**Entries with figure data**
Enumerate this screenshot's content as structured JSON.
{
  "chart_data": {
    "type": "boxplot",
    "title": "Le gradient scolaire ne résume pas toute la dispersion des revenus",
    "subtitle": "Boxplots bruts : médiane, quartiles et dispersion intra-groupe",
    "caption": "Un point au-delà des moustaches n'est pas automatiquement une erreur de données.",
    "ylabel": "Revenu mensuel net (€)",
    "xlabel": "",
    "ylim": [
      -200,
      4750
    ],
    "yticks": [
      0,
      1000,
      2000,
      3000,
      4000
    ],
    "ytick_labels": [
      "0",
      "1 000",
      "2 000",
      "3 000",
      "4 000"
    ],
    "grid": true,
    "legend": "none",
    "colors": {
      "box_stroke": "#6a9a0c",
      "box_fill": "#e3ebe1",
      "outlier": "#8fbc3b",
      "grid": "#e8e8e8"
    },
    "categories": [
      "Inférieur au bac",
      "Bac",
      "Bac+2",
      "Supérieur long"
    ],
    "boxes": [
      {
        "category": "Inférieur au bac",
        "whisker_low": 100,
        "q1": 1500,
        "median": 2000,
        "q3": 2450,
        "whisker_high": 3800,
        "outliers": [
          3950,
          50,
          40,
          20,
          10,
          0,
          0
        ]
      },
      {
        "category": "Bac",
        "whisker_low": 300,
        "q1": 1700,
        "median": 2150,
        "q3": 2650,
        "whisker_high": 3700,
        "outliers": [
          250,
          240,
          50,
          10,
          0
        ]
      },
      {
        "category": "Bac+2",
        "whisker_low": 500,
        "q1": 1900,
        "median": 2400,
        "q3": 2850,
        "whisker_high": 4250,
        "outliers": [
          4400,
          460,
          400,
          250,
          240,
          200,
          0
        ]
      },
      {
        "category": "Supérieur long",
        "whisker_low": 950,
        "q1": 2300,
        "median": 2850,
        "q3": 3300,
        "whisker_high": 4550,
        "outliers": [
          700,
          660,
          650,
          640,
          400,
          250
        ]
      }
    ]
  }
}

**Exercise brief**
Send back all of the entries exactly, with nothing missing.

**Answer for this exercise**
Enumerate this screenshot's content as structured JSON.
{
  "chart_data": {
    "type": "boxplot",
    "title": "Le gradient scolaire ne résume pas toute la dispersion des revenus",
    "subtitle": "Boxplots bruts : médiane, quartiles et dispersion intra-groupe",
    "caption": "Un point au-delà des moustaches n'est pas automatiquement une erreur de données.",
    "ylabel": "Revenu mensuel net (€)",
    "xlabel": "",
    "ylim": [
      -200,
      4750
    ],
    "yticks": [
      0,
      1000,
      2000,
      3000,
      4000
    ],
    "ytick_labels": [
      "0",
      "1 000",
      "2 000",
      "3 000",
      "4 000"
    ],
    "grid": true,
    "legend": "none",
    "colors": {
      "box_stroke": "#6a9a0c",
      "box_fill": "#e3ebe1",
      "outlier": "#8fbc3b",
      "grid": "#e8e8e8"
    },
    "categories": [
      "Inférieur au bac",
      "Bac",
      "Bac+2",
      "Supérieur long"
    ],
    "boxes": [
      {
        "category": "Inférieur au bac",
        "whisker_low": 100,
        "q1": 1500,
        "median": 2000,
        "q3": 2450,
        "whisker_high": 3800,
        "outliers": [
          3950,
          50,
          40,
          20,
          10,
          0,
          0
        ]
      },
      {
        "category": "Bac",
        "whisker_low": 300,
        "q1": 1700,
        "median": 2150,
        "q3": 2650,
        "whisker_high": 3700,
        "outliers": [
          250,
          240,
          50,
          10,
          0
        ]
      },
      {
        "category": "Bac+2",
        "whisker_low": 500,
        "q1": 1900,
        "median": 2400,
        "q3": 2850,
        "whisker_high": 4250,
        "outliers": [
          4400,
          460,
          400,
          250,
          240,
          200,
          0
        ]
      },
      {
        "category": "Supérieur long",
        "whisker_low": 950,
        "q1": 2300,
        "median": 2850,
        "q3": 3300,
        "whisker_high": 4550,
        "outliers": [
          700,
          660,
          650,
          640,
          400,
          250
        ]
      }
    ]
  }
}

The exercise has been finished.